What you are asked to do — Find the number of lines in these records where the word "label" appears. Reply with that number and nothing more.

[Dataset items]

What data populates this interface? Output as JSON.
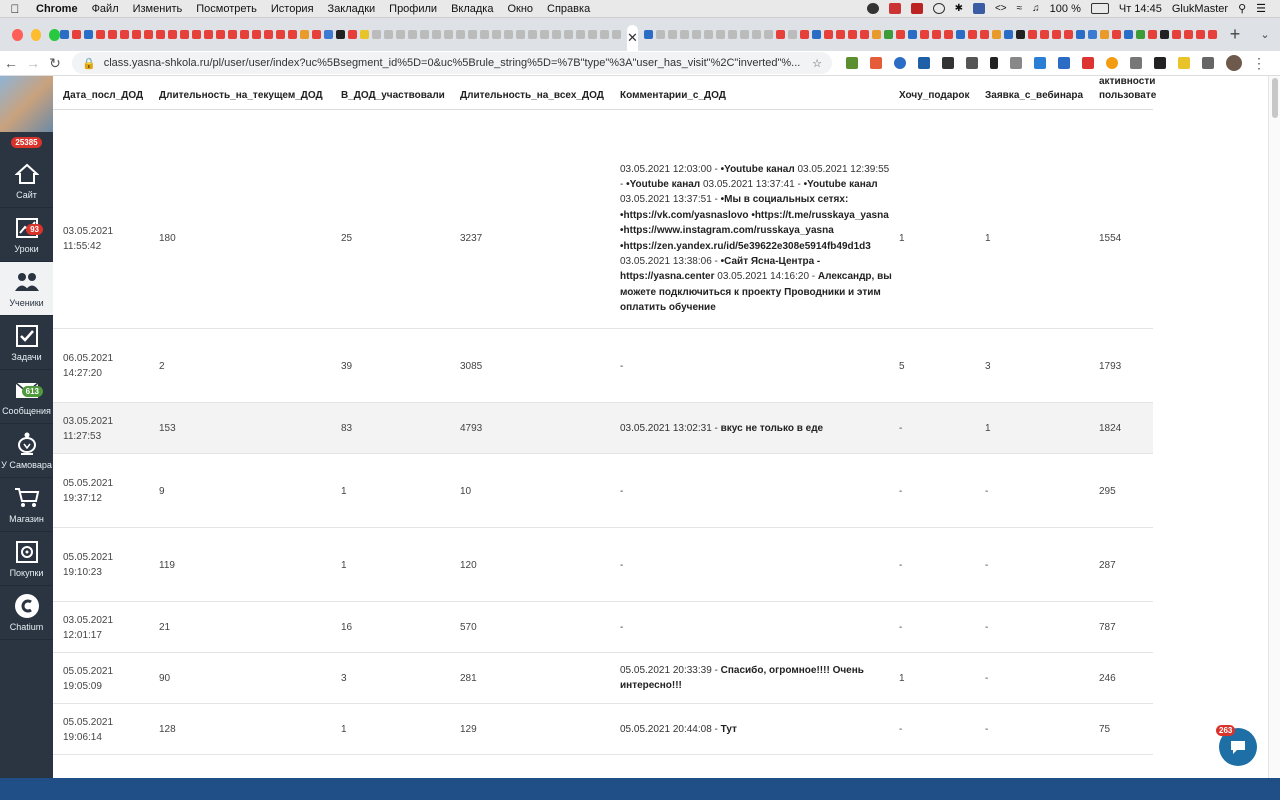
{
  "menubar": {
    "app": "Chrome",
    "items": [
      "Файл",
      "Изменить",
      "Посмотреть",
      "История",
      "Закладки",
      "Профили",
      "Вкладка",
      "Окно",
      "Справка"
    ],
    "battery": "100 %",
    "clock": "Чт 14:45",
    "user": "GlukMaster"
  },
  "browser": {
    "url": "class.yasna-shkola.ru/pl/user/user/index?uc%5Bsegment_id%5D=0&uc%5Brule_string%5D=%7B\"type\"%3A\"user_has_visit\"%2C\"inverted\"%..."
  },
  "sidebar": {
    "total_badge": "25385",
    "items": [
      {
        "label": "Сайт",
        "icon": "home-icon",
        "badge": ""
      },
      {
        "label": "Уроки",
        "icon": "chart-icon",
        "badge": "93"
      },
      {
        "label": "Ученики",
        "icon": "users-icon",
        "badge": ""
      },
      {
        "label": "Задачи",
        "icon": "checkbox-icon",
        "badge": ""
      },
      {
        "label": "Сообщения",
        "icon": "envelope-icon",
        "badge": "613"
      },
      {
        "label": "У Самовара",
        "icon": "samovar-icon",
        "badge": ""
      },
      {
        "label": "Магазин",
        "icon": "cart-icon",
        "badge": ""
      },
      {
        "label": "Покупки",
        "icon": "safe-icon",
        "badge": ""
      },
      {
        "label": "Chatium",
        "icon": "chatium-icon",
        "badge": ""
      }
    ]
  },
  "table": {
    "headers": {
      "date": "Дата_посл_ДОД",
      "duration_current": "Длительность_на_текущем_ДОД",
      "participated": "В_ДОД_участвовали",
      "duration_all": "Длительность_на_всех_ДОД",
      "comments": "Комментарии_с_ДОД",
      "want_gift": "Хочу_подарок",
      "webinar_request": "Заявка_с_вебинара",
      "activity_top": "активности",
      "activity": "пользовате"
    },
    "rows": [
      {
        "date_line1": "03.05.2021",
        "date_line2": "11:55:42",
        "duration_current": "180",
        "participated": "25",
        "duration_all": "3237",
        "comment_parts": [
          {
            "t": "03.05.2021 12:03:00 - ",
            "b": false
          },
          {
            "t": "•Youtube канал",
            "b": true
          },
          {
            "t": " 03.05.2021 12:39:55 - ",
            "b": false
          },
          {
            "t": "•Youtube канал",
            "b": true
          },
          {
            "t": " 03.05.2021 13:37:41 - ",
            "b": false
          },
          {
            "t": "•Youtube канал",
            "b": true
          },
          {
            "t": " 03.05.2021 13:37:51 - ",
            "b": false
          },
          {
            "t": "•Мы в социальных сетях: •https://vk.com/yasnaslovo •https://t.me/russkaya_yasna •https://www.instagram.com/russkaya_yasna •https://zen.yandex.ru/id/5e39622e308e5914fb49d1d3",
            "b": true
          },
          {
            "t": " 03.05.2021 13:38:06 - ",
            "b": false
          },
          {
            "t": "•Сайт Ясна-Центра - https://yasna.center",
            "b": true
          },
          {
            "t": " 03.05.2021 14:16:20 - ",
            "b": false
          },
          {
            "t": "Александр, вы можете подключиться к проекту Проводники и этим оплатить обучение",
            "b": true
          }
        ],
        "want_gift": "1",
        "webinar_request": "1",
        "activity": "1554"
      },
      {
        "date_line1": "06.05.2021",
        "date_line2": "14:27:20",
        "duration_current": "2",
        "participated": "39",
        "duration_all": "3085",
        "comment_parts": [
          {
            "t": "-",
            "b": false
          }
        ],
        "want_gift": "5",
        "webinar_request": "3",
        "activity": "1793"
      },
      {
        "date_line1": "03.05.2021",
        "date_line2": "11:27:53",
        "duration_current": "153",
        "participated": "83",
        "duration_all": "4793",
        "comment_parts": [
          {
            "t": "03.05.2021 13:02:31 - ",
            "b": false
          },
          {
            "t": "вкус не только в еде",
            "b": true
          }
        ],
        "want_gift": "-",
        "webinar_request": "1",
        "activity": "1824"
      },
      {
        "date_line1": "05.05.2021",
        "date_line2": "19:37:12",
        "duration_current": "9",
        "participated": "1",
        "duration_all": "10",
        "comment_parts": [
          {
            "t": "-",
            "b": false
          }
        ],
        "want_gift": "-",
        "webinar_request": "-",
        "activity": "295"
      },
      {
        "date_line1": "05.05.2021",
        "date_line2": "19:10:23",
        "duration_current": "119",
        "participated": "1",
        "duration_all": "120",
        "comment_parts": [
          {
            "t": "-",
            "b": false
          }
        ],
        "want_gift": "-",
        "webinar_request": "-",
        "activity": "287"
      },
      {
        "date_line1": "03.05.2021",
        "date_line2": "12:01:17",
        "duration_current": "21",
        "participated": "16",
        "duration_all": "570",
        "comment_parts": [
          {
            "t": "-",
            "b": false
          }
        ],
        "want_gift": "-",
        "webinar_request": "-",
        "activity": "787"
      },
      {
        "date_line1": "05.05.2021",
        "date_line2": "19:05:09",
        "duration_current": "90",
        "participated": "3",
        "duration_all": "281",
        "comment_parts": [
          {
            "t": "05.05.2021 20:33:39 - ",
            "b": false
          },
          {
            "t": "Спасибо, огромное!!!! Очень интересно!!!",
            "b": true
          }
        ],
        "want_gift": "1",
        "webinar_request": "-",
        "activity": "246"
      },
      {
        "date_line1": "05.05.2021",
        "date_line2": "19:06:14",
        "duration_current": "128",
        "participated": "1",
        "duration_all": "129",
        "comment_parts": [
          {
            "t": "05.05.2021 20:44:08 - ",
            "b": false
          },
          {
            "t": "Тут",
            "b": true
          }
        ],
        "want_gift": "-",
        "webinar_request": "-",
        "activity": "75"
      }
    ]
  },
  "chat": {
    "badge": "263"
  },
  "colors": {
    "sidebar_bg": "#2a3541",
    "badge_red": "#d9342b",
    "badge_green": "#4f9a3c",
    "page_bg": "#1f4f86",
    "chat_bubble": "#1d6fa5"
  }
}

Response below — 9